Set problem: Write out exactly the lines running from the one that contains "OCR this image." through the end of the material.

# # #

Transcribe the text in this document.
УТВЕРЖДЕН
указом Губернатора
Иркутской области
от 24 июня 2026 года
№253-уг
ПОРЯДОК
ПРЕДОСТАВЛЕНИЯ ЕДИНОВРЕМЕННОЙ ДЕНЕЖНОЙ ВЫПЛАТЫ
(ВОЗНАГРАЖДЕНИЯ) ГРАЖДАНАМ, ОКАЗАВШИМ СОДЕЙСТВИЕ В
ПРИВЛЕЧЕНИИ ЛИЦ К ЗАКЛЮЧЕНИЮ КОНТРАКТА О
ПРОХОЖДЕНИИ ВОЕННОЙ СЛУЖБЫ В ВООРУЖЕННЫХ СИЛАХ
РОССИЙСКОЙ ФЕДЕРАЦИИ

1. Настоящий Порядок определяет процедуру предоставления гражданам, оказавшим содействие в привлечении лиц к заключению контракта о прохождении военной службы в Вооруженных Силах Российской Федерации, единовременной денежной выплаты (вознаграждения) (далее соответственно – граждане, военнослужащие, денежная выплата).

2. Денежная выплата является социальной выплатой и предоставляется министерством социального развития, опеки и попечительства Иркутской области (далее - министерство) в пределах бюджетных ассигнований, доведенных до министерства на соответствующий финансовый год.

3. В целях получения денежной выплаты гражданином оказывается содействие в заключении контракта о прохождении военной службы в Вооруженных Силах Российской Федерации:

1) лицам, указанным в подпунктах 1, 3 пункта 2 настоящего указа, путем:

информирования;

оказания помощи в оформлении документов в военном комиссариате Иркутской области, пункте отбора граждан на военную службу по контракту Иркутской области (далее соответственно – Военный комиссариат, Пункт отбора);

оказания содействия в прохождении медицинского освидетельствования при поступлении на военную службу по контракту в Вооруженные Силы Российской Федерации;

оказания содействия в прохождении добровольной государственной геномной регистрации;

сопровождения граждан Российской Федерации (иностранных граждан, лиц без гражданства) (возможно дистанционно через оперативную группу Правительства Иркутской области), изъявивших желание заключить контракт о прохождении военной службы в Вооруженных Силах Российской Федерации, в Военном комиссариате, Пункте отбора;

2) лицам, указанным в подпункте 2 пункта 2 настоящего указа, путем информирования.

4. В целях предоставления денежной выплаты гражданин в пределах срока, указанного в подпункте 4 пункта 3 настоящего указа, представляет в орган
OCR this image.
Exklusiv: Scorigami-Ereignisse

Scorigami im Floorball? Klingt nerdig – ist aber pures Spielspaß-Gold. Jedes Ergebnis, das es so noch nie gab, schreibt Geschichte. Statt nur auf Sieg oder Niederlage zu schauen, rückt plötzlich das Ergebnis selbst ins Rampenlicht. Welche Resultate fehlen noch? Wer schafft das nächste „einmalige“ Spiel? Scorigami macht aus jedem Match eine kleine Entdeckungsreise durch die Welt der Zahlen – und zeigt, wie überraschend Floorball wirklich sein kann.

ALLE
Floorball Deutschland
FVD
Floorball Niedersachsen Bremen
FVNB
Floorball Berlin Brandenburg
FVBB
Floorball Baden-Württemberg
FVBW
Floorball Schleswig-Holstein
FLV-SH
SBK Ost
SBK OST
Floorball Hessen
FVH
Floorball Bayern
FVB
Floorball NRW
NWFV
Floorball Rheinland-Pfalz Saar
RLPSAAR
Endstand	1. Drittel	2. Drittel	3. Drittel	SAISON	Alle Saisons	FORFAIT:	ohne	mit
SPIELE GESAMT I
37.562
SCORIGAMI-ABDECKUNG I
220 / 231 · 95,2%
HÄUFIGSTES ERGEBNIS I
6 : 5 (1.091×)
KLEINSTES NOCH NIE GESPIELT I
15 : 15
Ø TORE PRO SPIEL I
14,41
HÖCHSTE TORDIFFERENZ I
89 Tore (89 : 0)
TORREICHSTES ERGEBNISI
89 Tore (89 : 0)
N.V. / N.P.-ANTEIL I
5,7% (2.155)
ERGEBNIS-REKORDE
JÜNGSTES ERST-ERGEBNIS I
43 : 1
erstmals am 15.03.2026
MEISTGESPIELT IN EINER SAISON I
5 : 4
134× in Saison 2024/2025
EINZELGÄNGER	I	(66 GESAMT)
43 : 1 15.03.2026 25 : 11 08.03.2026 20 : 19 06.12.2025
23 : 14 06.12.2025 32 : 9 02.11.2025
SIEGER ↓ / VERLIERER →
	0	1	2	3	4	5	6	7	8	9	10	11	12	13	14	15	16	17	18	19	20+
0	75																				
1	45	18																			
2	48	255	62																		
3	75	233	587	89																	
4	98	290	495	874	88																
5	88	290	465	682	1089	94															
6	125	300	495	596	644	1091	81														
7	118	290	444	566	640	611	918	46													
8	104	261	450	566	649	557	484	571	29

# # #

The output:
OCR this image.
Exklusiv: Scorigami-Ereignisse

Scorigami im Floorball? Klingt nerdig – ist aber pures Spielspaß-Gold. Jedes Ergebnis, das es so noch nie gab, schreibt Geschichte. Statt nur auf Sieg oder Niederlage zu schauen, rückt plötzlich das Ergebnis selbst ins Rampenlicht. Welche Resultate fehlen noch? Wer schafft das nächste „einmalige“ Spiel? Scorigami macht aus jedem Match eine kleine Entdeckungsreise durch die Welt der Zahlen – und zeigt, wie überraschend Floorball wirklich sein kann.

ALLE
Floorball Deutschland
FVD
Floorball Niedersachsen Bremen
FVNB
Floorball Berlin Brandenburg
FVBB
Floorball Baden-Württemberg
FVBW
Floorball Schleswig-Holstein
FLV-SH
SBK Ost
SBK OST
Floorball Hessen
FVH
Floorball Bayern
FVB
Floorball NRW
NWFV
Floorball Rheinland-Pfalz Saar
RLPSAAR
Endstand	1. Drittel	2. Drittel	3. Drittel	SAISON	Alle Saisons	FORFAIT:	ohne	mit
SPIELE GESAMT I
37.562
SCORIGAMI-ABDECKUNG I
220 / 231 · 95,2%
HÄUFIGSTES ERGEBNIS I
6 : 5 (1.091×)
KLEINSTES NOCH NIE GESPIELT I
15 : 15
Ø TORE PRO SPIEL I
14,41
HÖCHSTE TORDIFFERENZ I
89 Tore (89 : 0)
TORREICHSTES ERGEBNISI
89 Tore (89 : 0)
N.V. / N.P.-ANTEIL I
5,7% (2.155)
ERGEBNIS-REKORDE
JÜNGSTES ERST-ERGEBNIS I
43 : 1
erstmals am 15.03.2026
MEISTGESPIELT IN EINER SAISON I
5 : 4
134× in Saison 2024/2025
EINZELGÄNGER	I	(66 GESAMT)
43 : 1 15.03.2026 25 : 11 08.03.2026 20 : 19 06.12.2025
23 : 14 06.12.2025 32 : 9 02.11.2025
SIEGER ↓ / VERLIERER →
	0	1	2	3	4	5	6	7	8	9	10	11	12	13	14	15	16	17	18	19	20+
0	75																				
1	45	18																			
2	48	255	62																		
3	75	233	587	89																	
4	98	290	495	874	88																
5	88	290	465	682	1089	94															
6	125	300	495	596	644	1091	81														
7	118	290	444	566	640	611	918	46													
8	104	261	450	566	649	557	484	571	29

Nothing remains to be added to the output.